* [Goal of the exercise]:
Find the lines below that contain the word "text" and count them. Only the number should be given.

※

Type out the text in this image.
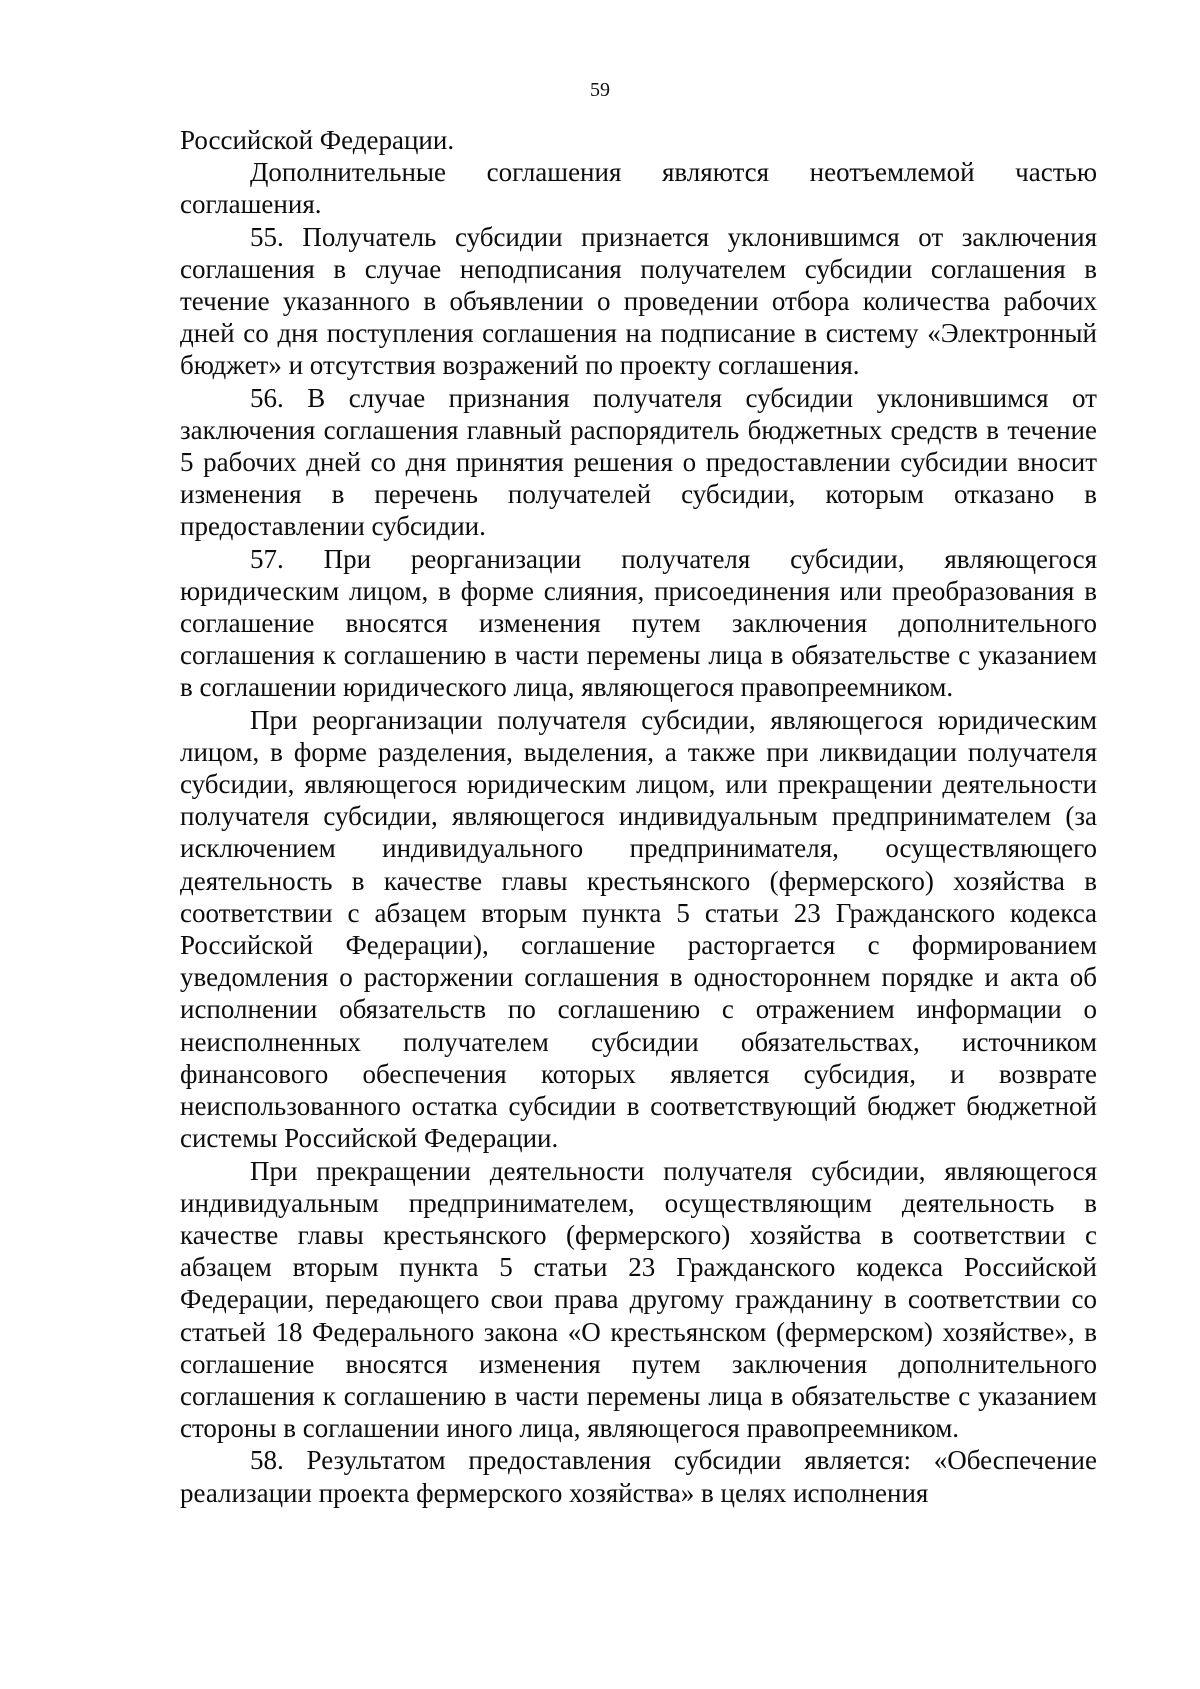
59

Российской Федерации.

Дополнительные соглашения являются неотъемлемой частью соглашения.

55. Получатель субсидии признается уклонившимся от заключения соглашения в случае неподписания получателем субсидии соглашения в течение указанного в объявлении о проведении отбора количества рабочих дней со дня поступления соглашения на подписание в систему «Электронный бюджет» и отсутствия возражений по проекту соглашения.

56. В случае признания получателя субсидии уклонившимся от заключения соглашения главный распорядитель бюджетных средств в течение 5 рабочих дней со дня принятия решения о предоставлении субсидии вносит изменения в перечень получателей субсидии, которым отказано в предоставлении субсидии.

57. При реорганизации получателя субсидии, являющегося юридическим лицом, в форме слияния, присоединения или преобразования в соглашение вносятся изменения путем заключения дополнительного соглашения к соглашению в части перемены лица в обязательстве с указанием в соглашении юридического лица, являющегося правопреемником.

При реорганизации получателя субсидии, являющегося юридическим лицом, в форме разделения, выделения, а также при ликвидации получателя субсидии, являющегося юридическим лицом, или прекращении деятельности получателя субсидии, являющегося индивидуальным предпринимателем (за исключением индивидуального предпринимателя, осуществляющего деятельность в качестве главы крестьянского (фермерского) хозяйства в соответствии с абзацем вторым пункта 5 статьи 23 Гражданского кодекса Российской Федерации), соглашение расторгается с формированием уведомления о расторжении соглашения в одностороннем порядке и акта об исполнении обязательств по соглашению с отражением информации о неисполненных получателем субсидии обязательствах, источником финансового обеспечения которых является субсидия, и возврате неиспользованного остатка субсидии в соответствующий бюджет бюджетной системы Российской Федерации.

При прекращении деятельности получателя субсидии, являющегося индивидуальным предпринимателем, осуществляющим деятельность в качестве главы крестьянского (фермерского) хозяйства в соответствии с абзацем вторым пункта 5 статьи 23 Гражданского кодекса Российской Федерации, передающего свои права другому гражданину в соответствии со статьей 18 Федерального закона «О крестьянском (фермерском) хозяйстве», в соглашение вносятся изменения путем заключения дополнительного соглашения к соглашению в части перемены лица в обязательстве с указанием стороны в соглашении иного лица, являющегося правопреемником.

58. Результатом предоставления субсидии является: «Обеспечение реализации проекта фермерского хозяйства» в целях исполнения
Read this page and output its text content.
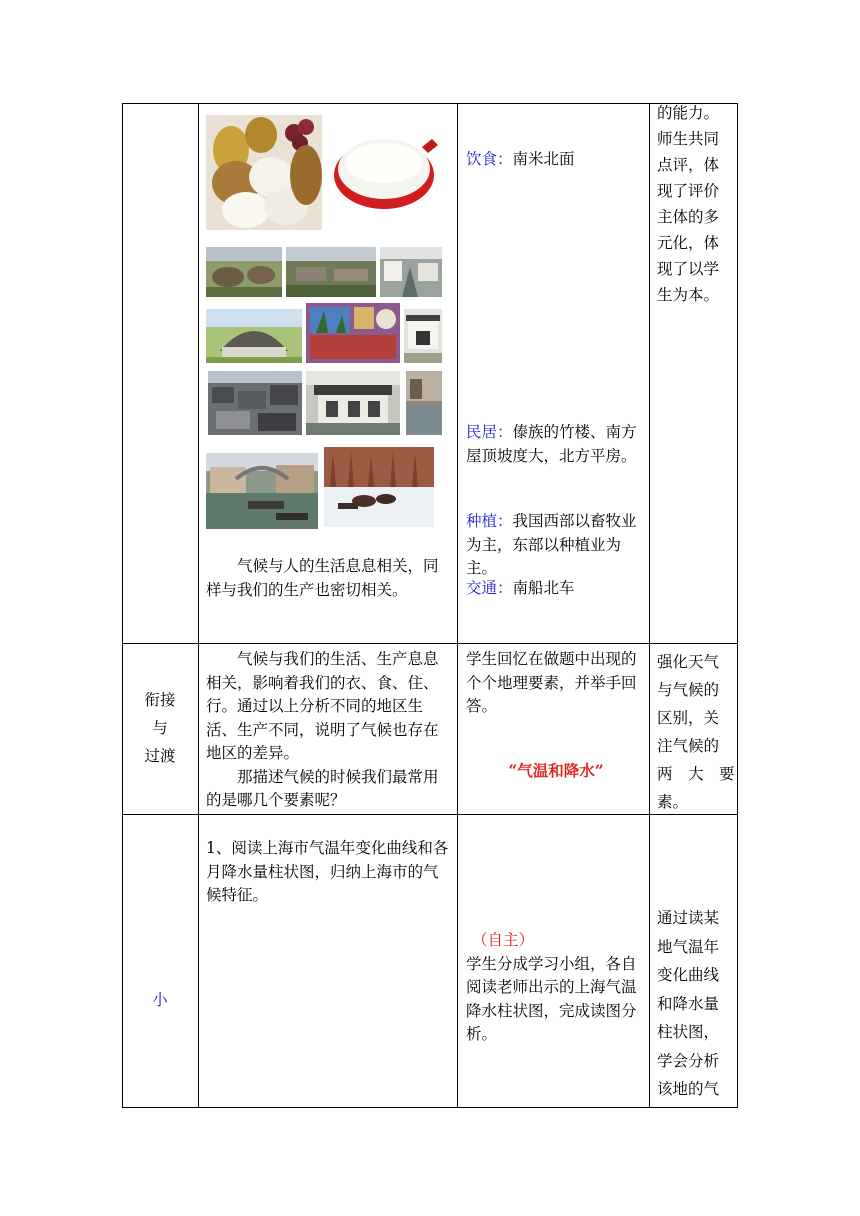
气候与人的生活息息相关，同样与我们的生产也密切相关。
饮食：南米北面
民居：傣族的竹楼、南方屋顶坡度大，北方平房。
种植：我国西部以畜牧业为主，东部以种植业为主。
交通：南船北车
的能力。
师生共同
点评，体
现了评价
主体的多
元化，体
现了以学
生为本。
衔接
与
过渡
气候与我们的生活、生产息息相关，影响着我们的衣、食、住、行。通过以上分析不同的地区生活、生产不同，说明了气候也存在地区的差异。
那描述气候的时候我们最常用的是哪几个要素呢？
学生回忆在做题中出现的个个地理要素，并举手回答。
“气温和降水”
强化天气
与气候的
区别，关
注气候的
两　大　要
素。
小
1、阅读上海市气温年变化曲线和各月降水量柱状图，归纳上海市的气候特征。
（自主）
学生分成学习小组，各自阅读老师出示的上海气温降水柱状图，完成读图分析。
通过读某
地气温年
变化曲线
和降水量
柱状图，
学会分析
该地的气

※

* [Written solution]:
2